• [Directive]
Scan the material for the word "value", and copy each line where it shows up.

─── Material for the task

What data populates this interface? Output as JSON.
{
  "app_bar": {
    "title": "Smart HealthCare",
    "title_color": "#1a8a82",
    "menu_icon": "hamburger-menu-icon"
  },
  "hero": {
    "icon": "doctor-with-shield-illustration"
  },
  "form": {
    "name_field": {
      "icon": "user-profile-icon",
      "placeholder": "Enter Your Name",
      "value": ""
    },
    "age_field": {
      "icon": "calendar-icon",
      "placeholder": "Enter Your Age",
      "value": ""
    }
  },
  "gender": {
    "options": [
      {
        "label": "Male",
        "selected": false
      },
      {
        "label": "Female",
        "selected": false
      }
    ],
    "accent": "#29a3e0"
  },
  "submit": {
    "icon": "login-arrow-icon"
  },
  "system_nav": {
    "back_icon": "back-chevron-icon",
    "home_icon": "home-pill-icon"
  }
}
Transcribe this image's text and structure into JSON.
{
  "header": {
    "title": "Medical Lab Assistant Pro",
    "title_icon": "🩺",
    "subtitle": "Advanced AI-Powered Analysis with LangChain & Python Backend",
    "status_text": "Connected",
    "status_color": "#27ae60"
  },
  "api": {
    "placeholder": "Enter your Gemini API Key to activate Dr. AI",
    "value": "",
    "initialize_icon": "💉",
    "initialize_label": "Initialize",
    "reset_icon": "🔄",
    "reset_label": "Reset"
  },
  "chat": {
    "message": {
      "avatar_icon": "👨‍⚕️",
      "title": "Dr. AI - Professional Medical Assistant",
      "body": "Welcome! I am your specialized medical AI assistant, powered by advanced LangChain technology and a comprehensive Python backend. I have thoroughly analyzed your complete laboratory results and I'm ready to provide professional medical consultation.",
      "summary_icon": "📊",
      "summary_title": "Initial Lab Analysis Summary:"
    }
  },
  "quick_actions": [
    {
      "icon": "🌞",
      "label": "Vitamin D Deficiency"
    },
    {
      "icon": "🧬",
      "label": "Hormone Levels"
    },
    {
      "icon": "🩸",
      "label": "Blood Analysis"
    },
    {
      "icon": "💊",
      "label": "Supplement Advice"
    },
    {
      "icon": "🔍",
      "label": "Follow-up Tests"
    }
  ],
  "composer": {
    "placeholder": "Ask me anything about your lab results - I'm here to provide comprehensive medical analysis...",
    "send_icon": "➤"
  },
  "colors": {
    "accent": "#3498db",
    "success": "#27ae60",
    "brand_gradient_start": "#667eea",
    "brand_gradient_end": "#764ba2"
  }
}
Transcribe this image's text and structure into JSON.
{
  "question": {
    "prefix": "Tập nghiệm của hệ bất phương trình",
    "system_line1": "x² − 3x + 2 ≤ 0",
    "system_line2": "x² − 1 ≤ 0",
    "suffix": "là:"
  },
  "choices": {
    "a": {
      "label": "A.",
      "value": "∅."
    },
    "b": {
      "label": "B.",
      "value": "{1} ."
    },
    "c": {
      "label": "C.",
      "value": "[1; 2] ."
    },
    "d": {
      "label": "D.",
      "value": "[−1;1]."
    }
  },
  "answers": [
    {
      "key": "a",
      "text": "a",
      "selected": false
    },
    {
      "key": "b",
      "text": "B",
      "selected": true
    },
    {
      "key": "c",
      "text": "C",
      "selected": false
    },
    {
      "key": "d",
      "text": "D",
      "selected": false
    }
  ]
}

──────

• [Exercise solution]
      "value": ""
      "value": ""
    "value": "",
      "value": "∅."
      "value": "{1} ."
      "value": "[1; 2] ."
      "value": "[−1;1]."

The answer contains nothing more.